◆ WHAT YOU WILL DO ◆
Extract every line of the data below that contains the string "preface". Treat uppercase and lowercase letters as different.

◆ Dataset excerpt ◆
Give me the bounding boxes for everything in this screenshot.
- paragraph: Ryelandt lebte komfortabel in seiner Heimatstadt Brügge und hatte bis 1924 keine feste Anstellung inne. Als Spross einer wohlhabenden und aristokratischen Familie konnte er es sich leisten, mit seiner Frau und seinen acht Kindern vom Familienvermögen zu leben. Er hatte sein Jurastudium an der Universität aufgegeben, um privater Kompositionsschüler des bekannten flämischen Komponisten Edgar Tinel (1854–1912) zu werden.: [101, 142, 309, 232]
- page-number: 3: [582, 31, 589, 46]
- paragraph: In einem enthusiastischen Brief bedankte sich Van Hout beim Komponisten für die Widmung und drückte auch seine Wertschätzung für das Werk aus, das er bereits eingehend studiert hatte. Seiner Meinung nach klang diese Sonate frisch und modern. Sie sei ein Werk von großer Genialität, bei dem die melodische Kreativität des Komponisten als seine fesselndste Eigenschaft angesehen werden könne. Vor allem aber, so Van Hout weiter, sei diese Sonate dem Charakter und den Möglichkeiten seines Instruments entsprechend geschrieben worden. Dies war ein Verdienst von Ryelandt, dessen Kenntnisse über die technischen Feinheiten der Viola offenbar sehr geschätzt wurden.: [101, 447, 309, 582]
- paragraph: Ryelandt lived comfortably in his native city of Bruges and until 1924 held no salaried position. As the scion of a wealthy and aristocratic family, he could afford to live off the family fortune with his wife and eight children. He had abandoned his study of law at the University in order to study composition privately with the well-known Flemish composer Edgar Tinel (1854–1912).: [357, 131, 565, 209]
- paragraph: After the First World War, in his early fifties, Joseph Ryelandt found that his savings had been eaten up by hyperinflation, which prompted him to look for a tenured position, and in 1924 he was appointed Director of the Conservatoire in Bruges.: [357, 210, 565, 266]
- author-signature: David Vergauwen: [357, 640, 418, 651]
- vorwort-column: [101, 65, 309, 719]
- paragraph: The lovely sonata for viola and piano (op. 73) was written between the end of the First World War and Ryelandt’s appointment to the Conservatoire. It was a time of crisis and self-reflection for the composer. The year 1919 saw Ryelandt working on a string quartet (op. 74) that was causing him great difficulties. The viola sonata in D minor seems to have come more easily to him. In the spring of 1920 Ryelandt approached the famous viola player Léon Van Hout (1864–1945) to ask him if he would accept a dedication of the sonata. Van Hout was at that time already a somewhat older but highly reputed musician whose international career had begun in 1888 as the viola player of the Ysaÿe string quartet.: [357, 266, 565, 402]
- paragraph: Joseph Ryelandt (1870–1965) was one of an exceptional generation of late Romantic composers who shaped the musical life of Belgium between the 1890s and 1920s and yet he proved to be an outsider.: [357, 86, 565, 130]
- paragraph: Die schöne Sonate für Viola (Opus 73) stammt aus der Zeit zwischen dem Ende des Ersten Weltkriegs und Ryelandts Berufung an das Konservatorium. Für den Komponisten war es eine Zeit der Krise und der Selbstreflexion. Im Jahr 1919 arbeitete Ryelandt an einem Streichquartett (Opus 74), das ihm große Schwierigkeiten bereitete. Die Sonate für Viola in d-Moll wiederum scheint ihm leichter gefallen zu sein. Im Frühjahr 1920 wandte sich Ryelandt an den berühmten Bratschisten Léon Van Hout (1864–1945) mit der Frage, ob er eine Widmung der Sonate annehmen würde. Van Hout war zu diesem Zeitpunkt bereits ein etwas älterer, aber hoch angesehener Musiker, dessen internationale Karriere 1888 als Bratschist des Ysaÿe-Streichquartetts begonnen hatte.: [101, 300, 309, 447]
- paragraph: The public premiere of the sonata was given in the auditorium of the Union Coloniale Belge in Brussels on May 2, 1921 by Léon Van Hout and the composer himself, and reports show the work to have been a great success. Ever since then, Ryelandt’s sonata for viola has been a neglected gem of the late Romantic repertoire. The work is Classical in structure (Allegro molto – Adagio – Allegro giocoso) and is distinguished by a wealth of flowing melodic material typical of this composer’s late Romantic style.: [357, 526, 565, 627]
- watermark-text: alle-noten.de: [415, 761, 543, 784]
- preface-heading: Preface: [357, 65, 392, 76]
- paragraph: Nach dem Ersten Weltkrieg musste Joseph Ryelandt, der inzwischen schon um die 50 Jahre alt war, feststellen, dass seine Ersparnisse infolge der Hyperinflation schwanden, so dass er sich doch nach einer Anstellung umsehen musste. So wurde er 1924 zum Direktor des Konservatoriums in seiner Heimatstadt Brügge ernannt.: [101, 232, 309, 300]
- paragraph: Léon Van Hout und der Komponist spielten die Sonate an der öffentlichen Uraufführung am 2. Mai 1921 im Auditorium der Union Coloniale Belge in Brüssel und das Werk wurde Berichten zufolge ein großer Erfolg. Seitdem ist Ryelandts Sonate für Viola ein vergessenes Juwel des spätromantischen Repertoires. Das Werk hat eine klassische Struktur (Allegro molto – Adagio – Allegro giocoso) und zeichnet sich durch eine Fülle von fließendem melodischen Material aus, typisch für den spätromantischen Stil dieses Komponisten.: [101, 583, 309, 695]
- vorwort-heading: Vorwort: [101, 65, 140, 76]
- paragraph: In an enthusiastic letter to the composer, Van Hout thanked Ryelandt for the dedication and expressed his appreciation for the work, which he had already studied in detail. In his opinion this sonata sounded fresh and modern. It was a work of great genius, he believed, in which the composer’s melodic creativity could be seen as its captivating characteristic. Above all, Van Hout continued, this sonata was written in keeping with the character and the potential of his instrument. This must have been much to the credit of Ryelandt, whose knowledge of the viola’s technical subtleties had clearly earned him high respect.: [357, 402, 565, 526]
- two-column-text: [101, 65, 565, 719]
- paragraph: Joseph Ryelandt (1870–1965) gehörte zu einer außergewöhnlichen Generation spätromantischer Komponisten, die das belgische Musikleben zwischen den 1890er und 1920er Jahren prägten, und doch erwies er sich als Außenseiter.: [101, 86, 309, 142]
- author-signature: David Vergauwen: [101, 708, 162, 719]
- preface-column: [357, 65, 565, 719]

◆ ANSWER TO THIS EXERCISE ◆
- preface-heading: Preface: [357, 65, 392, 76]
- preface-column: [357, 65, 565, 719]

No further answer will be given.